----- EXTRACTED RECORDS -----

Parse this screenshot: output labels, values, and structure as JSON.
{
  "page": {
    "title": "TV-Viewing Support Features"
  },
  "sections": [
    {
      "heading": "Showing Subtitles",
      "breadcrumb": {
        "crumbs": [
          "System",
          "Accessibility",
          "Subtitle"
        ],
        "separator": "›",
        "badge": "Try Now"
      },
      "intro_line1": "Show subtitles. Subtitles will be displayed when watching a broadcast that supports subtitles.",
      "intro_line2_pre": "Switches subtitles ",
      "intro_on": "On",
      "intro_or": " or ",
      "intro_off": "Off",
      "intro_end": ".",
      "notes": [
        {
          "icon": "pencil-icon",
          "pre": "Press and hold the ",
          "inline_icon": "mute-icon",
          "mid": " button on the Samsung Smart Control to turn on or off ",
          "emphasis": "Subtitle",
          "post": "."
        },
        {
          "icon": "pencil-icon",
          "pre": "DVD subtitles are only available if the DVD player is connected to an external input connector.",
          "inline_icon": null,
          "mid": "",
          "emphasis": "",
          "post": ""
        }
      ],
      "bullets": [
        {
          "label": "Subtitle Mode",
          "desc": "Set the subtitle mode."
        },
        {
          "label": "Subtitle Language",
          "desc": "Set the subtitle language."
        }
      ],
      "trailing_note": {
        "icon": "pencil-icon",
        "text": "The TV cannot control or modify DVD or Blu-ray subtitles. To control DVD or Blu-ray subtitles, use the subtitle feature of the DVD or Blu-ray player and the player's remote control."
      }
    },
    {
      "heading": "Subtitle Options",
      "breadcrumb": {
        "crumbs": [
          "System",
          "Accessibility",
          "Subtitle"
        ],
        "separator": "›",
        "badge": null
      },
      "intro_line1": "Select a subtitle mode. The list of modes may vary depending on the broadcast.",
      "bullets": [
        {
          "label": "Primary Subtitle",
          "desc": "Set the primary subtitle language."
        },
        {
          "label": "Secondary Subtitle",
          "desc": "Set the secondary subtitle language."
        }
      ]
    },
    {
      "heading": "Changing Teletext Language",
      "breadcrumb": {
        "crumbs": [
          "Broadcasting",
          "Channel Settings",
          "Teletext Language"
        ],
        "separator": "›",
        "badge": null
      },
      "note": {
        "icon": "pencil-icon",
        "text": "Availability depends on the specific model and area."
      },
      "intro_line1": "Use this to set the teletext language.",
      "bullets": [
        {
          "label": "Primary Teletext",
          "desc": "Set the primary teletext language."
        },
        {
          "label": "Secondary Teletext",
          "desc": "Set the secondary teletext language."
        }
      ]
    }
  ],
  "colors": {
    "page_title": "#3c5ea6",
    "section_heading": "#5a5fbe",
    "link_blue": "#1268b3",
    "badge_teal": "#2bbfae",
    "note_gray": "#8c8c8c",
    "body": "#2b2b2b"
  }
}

-----

**GIVEN PROBLEM**
Show every line of the records above that contains the word "desc".

**SOLUTION TO THIS EXERCISE**
          "desc": "Set the subtitle mode."
          "desc": "Set the subtitle language."
          "desc": "Set the primary subtitle language."
          "desc": "Set the secondary subtitle language."
          "desc": "Set the primary teletext language."
          "desc": "Set the secondary teletext language."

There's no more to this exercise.